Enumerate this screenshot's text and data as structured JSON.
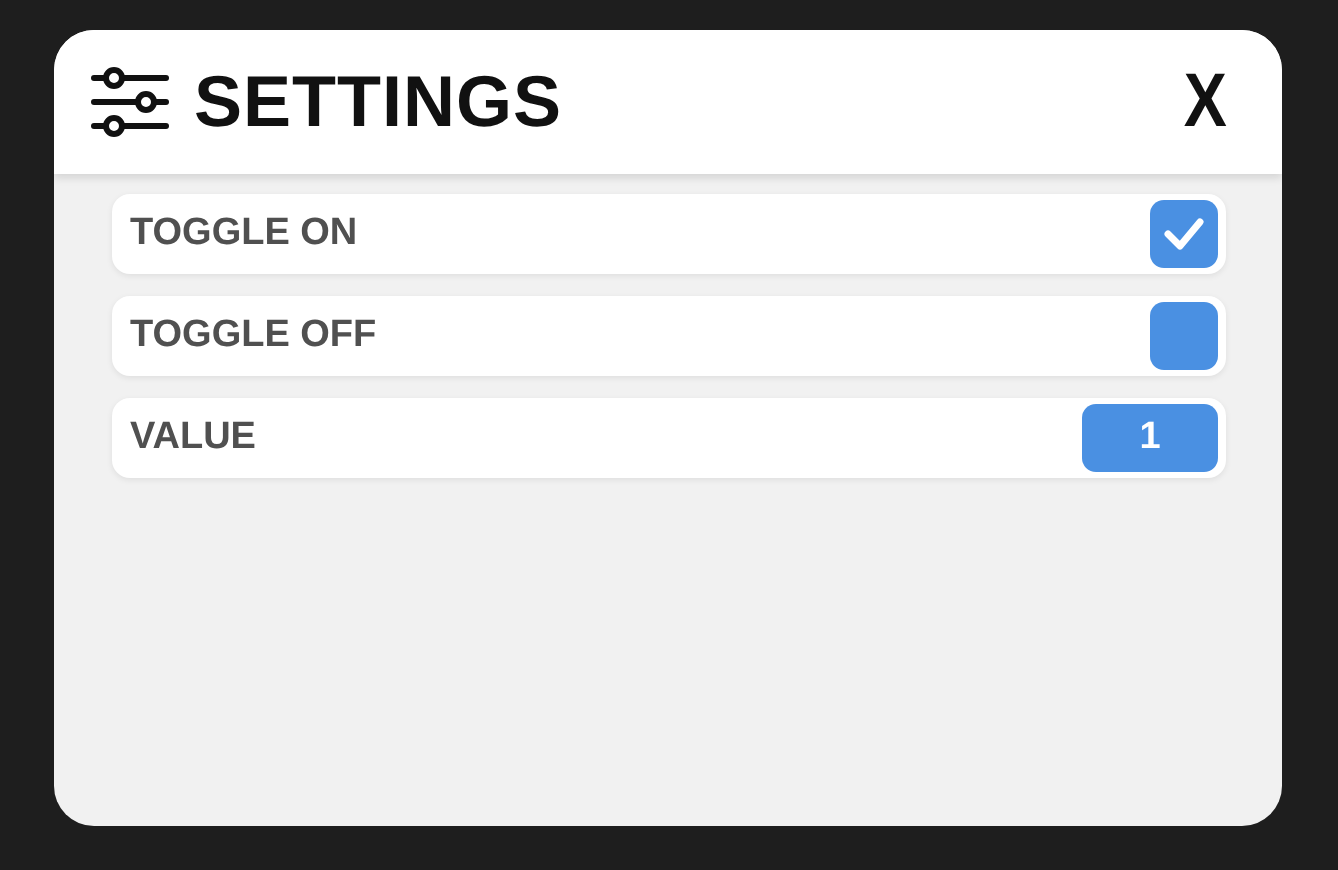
{
  "dialog": {
    "title": "SETTINGS",
    "close": "X"
  },
  "rows": [
    {
      "kind": "toggle",
      "label": "TOGGLE ON",
      "checked": true
    },
    {
      "kind": "toggle",
      "label": "TOGGLE OFF",
      "checked": false
    },
    {
      "kind": "value",
      "label": "VALUE",
      "value": "1"
    }
  ]
}
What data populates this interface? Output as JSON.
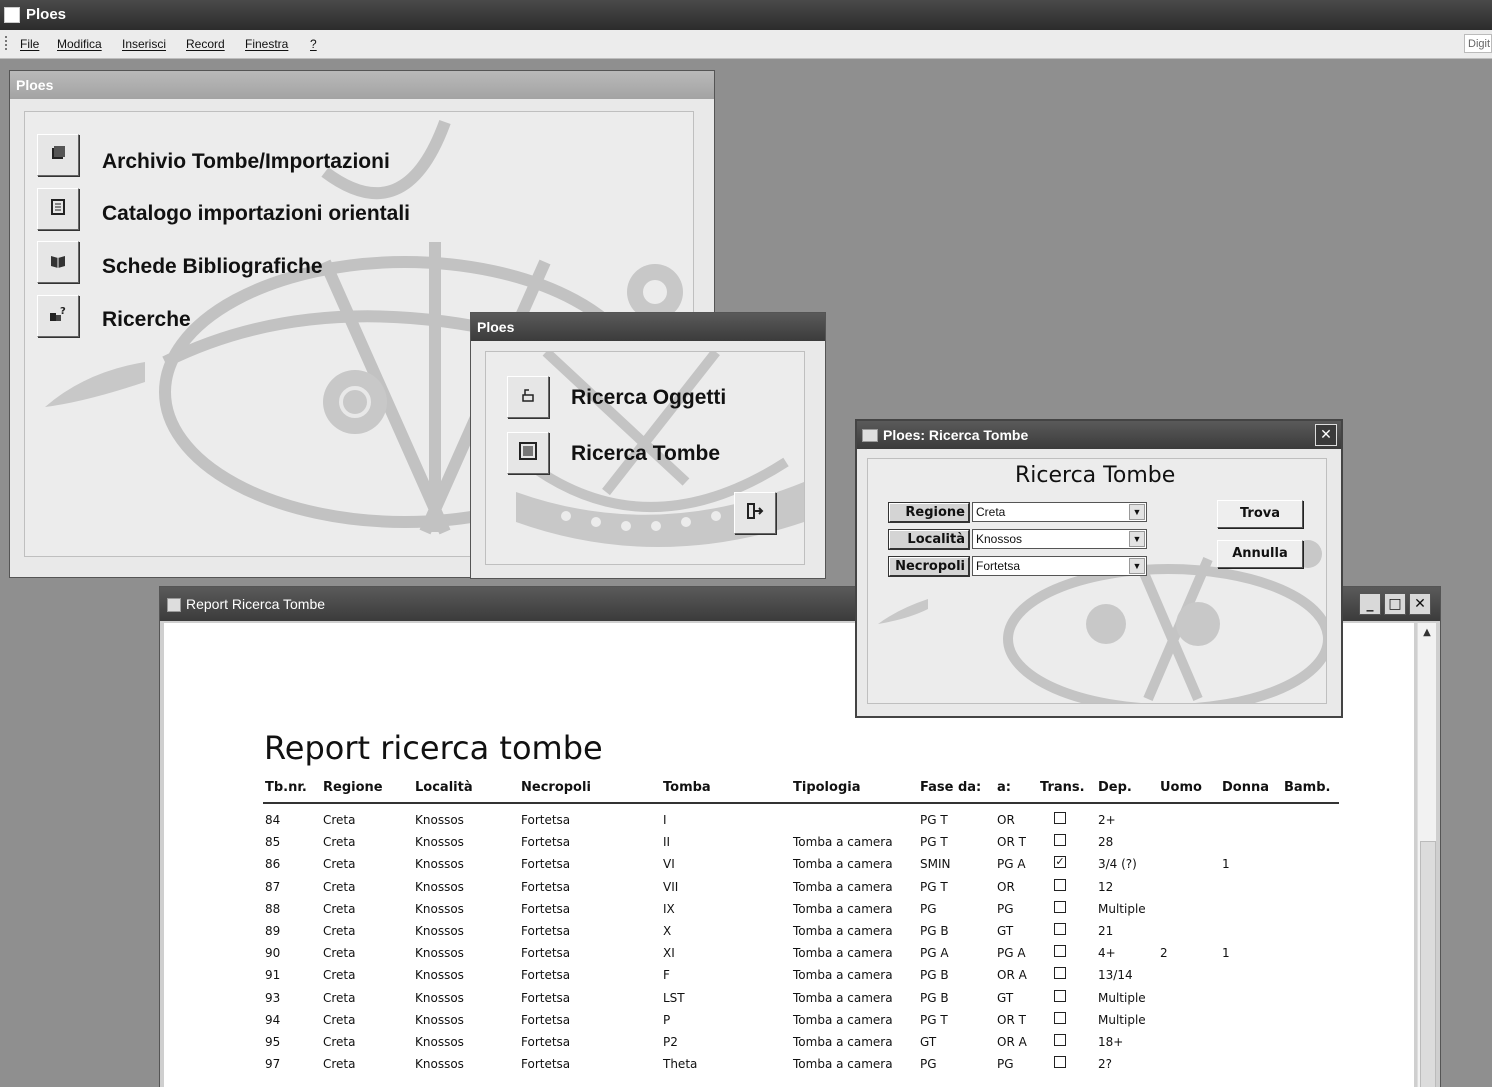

To be done: Output the entries above exactly, without their pictures.

Written answer:
Enumerate this screenshot's text and data as structured JSON.
{
  "dialog": {
    "title": "SETTINGS",
    "close": "X"
  },
  "rows": [
    {
      "kind": "toggle",
      "label": "TOGGLE ON",
      "checked": true
    },
    {
      "kind": "toggle",
      "label": "TOGGLE OFF",
      "checked": false
    },
    {
      "kind": "value",
      "label": "VALUE",
      "value": "1"
    }
  ]
}
What data populates this interface? Output as JSON.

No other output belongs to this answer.